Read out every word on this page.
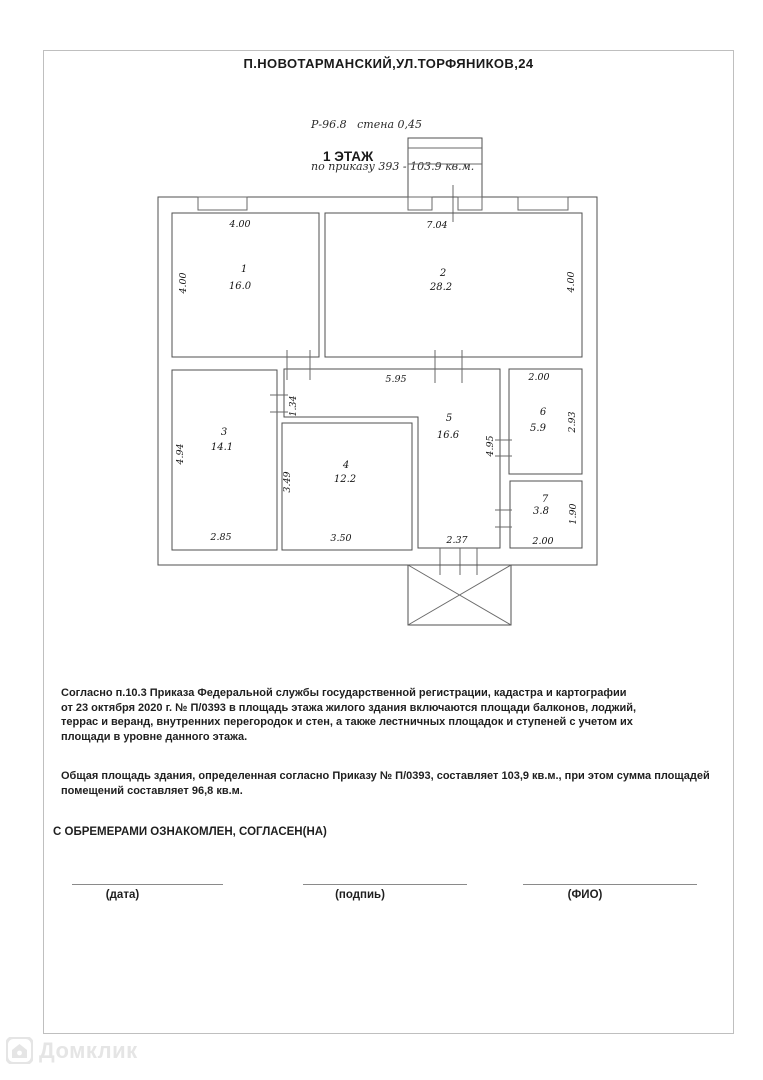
П.НОВОТАРМАНСКИЙ,УЛ.ТОРФЯНИКОВ,24

Р-96.8   стена 0,45

по приказу 393 - 103.9 кв.м.

1 ЭТАЖ
4.00
4.00
1
16.0
7.04
4.00
2
28.2
4.94
3
14.1
2.85
3.49
4
12.2
3.50
5.95
1.34
4.95
5
16.6
2.37
2.00
2.93
6
5.9
1.90
7
3.8
2.00
Согласно п.10.3 Приказа Федеральной службы государственной регистрации, кадастра и картографии
от 23 октября 2020 г. № П/0393 в площадь этажа жилого здания включаются площади балконов, лоджий,
террас и веранд, внутренних перегородок и стен, а также лестничных площадок и ступеней с учетом их
площади в уровне данного этажа.
Общая площадь здания, определенная согласно Приказу № П/0393, составляет 103,9 кв.м., при этом сумма площадей
помещений составляет 96,8 кв.м.
С ОБРЕМЕРАМИ ОЗНАКОМЛЕН, СОГЛАСЕН(НА)
(дата)	(подпиь)	(ФИО)
Домклик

======

> **Stated task**
In the listing above, find the lines holding the word "этажа" and copy them.

> **Full output**
от 23 октября 2020 г. № П/0393 в площадь этажа жилого здания включаются площади балконов, лоджий,
площади в уровне данного этажа.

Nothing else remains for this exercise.